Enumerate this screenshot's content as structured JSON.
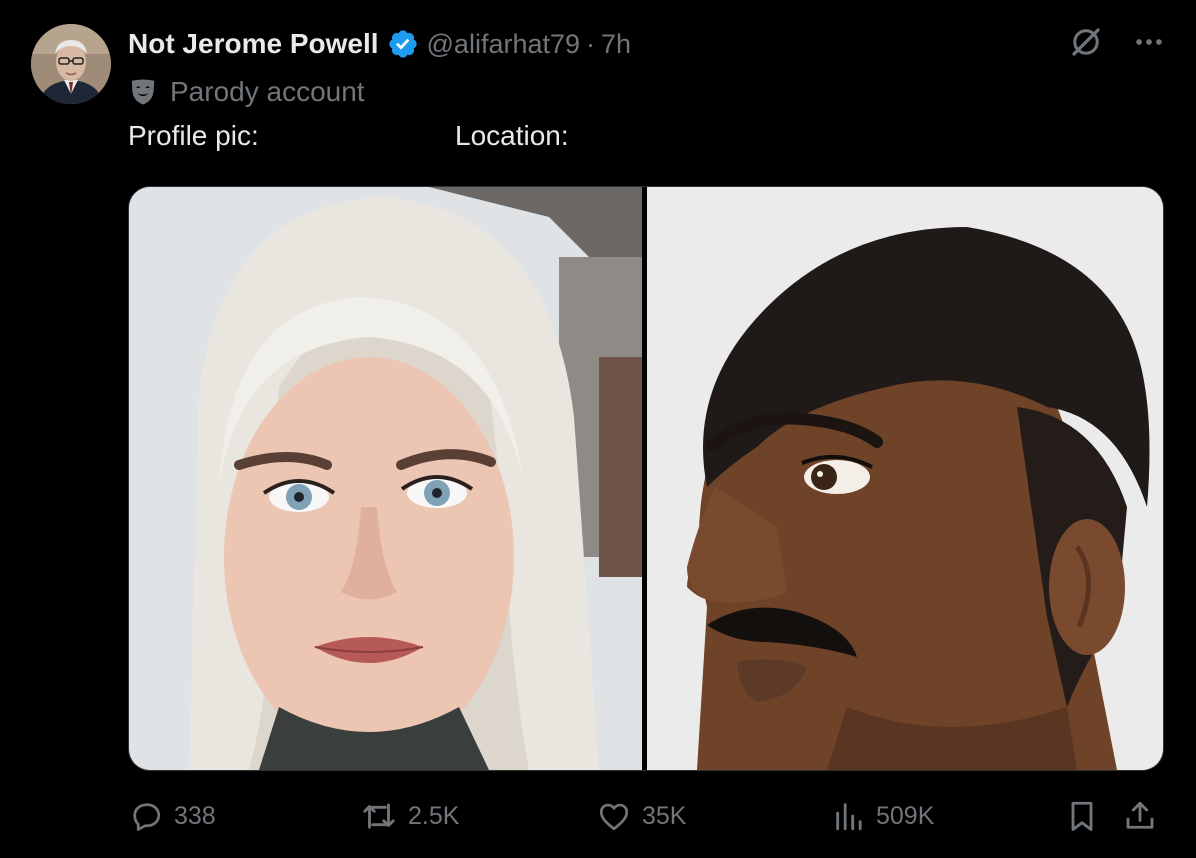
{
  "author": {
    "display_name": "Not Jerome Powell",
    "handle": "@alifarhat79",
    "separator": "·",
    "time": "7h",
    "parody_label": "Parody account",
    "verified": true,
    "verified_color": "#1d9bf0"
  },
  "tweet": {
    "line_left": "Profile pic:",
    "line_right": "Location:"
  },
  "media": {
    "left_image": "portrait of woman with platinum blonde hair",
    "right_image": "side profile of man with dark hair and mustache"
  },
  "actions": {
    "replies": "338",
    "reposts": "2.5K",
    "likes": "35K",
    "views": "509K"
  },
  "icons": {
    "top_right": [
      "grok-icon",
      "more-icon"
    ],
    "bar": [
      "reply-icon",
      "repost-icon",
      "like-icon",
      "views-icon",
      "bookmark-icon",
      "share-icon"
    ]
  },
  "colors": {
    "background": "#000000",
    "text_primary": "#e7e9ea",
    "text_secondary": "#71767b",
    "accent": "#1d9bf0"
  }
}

● **Short exercise**:
Reproduce all of the material above word for word. Omit the pictures.

● **Answer to the exercise**:
Enumerate this screenshot's content as structured JSON.
{
  "author": {
    "display_name": "Not Jerome Powell",
    "handle": "@alifarhat79",
    "separator": "·",
    "time": "7h",
    "parody_label": "Parody account",
    "verified": true,
    "verified_color": "#1d9bf0"
  },
  "tweet": {
    "line_left": "Profile pic:",
    "line_right": "Location:"
  },
  "media": {
    "left_image": "portrait of woman with platinum blonde hair",
    "right_image": "side profile of man with dark hair and mustache"
  },
  "actions": {
    "replies": "338",
    "reposts": "2.5K",
    "likes": "35K",
    "views": "509K"
  },
  "icons": {
    "top_right": [
      "grok-icon",
      "more-icon"
    ],
    "bar": [
      "reply-icon",
      "repost-icon",
      "like-icon",
      "views-icon",
      "bookmark-icon",
      "share-icon"
    ]
  },
  "colors": {
    "background": "#000000",
    "text_primary": "#e7e9ea",
    "text_secondary": "#71767b",
    "accent": "#1d9bf0"
  }
}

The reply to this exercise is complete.